— Start of EXCERPTED RECORDS —

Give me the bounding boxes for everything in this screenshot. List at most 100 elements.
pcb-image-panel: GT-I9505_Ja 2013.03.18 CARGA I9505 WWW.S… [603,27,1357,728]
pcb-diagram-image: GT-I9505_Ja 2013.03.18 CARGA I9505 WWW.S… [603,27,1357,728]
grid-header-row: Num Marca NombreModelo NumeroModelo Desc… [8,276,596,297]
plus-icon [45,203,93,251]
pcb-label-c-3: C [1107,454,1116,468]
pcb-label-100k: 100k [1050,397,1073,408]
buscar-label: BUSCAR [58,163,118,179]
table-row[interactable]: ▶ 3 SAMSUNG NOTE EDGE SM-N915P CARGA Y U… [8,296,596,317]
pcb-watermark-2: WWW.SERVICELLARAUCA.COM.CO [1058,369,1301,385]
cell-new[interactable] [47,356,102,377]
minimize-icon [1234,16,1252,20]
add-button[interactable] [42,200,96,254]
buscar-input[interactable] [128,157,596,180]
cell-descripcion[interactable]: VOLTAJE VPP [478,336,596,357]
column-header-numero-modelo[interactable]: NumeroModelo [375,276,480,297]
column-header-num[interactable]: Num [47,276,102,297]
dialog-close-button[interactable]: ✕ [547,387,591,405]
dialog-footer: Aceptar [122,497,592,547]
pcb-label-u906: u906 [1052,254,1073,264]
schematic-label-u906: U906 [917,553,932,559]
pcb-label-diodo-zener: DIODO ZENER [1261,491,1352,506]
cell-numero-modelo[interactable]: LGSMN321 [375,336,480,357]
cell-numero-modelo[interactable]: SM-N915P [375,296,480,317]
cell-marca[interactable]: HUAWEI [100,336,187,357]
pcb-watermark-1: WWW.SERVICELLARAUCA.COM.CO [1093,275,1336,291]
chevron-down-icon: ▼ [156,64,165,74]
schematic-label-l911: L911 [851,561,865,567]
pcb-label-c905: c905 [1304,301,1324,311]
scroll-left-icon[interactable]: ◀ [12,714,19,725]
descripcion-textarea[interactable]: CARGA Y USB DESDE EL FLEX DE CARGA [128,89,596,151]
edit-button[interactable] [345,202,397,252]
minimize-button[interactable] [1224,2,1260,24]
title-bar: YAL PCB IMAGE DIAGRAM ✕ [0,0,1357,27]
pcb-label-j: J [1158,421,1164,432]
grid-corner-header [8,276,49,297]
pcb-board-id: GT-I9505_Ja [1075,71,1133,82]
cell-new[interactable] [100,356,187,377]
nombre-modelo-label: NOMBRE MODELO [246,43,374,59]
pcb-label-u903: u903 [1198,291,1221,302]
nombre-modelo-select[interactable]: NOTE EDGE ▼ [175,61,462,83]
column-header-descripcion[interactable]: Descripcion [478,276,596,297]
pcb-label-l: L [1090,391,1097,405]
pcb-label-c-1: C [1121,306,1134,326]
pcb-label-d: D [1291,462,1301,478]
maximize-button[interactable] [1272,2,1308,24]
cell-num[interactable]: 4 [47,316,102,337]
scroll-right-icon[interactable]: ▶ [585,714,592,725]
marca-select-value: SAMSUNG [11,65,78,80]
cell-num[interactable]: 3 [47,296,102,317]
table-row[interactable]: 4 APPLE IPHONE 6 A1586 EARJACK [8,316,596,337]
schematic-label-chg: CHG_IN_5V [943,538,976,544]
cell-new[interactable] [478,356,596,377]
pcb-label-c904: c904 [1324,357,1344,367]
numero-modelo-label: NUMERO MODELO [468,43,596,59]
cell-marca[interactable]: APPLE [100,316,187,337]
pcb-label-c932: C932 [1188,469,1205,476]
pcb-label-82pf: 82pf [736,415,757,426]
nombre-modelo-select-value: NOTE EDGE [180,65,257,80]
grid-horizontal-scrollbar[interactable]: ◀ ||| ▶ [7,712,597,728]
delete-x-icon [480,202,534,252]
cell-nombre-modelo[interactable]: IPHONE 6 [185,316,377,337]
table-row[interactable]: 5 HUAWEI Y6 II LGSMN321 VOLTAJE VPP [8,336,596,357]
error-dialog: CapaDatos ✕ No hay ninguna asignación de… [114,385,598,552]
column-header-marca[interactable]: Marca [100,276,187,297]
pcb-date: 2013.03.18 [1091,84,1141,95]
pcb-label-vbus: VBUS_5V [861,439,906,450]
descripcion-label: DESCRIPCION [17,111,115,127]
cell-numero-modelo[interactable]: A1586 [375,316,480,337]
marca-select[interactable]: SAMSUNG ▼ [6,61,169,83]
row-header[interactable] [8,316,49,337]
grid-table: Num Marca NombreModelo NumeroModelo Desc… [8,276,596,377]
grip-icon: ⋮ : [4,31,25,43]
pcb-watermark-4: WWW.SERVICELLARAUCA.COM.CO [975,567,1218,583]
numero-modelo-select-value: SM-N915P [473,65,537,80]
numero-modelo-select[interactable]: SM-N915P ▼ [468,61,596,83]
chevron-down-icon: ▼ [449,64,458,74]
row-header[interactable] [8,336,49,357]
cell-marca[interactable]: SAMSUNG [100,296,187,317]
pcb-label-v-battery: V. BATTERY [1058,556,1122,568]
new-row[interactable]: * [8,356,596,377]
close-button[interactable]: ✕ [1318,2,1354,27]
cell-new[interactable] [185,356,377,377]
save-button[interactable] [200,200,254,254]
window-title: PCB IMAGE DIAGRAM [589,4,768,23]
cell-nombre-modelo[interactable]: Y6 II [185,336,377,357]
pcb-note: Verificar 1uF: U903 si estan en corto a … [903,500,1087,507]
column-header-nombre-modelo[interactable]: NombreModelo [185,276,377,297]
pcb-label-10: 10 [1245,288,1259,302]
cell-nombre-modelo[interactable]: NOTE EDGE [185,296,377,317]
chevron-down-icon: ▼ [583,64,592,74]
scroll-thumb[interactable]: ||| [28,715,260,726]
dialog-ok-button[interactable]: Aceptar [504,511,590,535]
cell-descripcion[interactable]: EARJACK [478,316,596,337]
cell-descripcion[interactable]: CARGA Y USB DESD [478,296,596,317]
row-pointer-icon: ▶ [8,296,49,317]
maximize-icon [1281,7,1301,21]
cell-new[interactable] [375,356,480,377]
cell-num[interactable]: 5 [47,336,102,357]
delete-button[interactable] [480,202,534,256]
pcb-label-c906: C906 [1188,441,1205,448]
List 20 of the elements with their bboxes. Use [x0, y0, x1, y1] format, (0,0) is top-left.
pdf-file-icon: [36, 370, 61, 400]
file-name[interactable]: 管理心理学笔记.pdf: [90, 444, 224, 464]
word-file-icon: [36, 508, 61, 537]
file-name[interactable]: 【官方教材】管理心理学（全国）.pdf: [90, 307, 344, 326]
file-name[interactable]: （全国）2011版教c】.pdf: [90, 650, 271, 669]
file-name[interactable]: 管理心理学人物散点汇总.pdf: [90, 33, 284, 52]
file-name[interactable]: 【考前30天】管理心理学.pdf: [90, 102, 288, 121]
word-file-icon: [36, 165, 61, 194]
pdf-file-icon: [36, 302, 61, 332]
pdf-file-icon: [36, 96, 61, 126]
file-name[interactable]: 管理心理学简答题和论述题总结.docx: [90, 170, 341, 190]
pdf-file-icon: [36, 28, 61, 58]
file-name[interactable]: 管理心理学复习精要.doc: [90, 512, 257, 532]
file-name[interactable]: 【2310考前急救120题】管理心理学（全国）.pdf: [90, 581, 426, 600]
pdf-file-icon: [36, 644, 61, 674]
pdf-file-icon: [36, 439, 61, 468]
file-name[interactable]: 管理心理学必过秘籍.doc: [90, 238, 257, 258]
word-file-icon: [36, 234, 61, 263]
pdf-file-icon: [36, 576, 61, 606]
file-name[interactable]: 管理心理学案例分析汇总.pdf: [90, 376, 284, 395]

— End of EXCERPTED RECORDS —

WHAT NEEDS TO BE DONE -> Could you reproduce everything from the start of the material down to the line containing "scroll-left-icon[interactable]: ◀ [12,714,19,725]", both ends included, character for character?

WRITTEN SOLUTION ->
Give me the bounding boxes for everything in this screenshot. List at most 100 elements.
pcb-image-panel: GT-I9505_Ja 2013.03.18 CARGA I9505 WWW.S… [603,27,1357,728]
pcb-diagram-image: GT-I9505_Ja 2013.03.18 CARGA I9505 WWW.S… [603,27,1357,728]
grid-header-row: Num Marca NombreModelo NumeroModelo Desc… [8,276,596,297]
plus-icon [45,203,93,251]
pcb-label-c-3: C [1107,454,1116,468]
pcb-label-100k: 100k [1050,397,1073,408]
buscar-label: BUSCAR [58,163,118,179]
table-row[interactable]: ▶ 3 SAMSUNG NOTE EDGE SM-N915P CARGA Y U… [8,296,596,317]
pcb-watermark-2: WWW.SERVICELLARAUCA.COM.CO [1058,369,1301,385]
cell-new[interactable] [47,356,102,377]
minimize-icon [1234,16,1252,20]
add-button[interactable] [42,200,96,254]
buscar-input[interactable] [128,157,596,180]
cell-descripcion[interactable]: VOLTAJE VPP [478,336,596,357]
column-header-numero-modelo[interactable]: NumeroModelo [375,276,480,297]
column-header-num[interactable]: Num [47,276,102,297]
dialog-close-button[interactable]: ✕ [547,387,591,405]
dialog-footer: Aceptar [122,497,592,547]
pcb-label-u906: u906 [1052,254,1073,264]
schematic-label-u906: U906 [917,553,932,559]
pcb-label-diodo-zener: DIODO ZENER [1261,491,1352,506]
cell-numero-modelo[interactable]: LGSMN321 [375,336,480,357]
cell-numero-modelo[interactable]: SM-N915P [375,296,480,317]
cell-marca[interactable]: HUAWEI [100,336,187,357]
pcb-watermark-1: WWW.SERVICELLARAUCA.COM.CO [1093,275,1336,291]
chevron-down-icon: ▼ [156,64,165,74]
schematic-label-l911: L911 [851,561,865,567]
pcb-label-c905: c905 [1304,301,1324,311]
scroll-left-icon[interactable]: ◀ [12,714,19,725]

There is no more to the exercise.